Records to process |

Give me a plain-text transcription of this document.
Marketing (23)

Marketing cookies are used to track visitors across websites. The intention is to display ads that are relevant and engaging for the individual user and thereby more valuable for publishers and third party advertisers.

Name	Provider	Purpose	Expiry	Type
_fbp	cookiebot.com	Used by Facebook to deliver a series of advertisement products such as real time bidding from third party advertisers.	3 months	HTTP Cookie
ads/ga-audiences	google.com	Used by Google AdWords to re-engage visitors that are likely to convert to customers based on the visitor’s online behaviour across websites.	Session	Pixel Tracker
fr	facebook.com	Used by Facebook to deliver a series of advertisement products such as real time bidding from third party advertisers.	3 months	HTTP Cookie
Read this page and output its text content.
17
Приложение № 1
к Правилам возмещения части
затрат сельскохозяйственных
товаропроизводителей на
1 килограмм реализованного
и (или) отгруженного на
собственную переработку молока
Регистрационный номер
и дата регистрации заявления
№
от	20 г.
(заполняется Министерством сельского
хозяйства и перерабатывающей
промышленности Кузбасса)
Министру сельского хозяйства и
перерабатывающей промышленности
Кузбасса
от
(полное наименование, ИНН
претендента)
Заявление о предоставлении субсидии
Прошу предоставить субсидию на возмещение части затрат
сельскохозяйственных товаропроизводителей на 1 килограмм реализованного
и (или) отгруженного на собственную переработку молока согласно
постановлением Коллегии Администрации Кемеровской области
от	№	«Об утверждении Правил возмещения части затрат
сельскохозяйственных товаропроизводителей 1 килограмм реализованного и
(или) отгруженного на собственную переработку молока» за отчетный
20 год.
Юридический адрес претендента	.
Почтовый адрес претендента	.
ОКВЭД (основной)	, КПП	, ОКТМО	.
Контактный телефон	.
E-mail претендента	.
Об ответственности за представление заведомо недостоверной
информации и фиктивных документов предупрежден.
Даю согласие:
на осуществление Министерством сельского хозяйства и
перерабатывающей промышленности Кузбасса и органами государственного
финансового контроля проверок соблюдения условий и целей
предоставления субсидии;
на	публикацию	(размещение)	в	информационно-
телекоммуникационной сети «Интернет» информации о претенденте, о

* * *

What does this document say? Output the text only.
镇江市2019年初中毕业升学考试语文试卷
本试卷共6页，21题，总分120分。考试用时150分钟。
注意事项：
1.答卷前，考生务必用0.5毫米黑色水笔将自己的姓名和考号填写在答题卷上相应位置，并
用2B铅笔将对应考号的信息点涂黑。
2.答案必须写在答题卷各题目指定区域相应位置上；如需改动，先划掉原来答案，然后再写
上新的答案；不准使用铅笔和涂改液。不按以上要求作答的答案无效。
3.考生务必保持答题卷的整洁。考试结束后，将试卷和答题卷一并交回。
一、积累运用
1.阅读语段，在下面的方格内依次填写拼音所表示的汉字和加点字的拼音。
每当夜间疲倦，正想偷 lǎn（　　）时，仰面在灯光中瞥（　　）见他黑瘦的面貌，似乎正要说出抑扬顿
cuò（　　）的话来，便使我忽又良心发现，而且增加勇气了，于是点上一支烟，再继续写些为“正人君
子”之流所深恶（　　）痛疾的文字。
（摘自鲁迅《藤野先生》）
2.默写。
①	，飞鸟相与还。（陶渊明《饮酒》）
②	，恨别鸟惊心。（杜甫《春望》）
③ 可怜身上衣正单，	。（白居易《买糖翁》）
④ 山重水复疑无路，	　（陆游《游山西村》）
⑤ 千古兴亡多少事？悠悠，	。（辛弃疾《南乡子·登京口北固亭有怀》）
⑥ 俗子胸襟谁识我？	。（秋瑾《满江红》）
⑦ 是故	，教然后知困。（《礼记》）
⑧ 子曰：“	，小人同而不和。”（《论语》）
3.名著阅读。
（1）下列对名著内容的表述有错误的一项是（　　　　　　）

Problem to work on | Tally the lines of the data that hold the string "months". Answer with the number and nothing more.

Worked answer | 2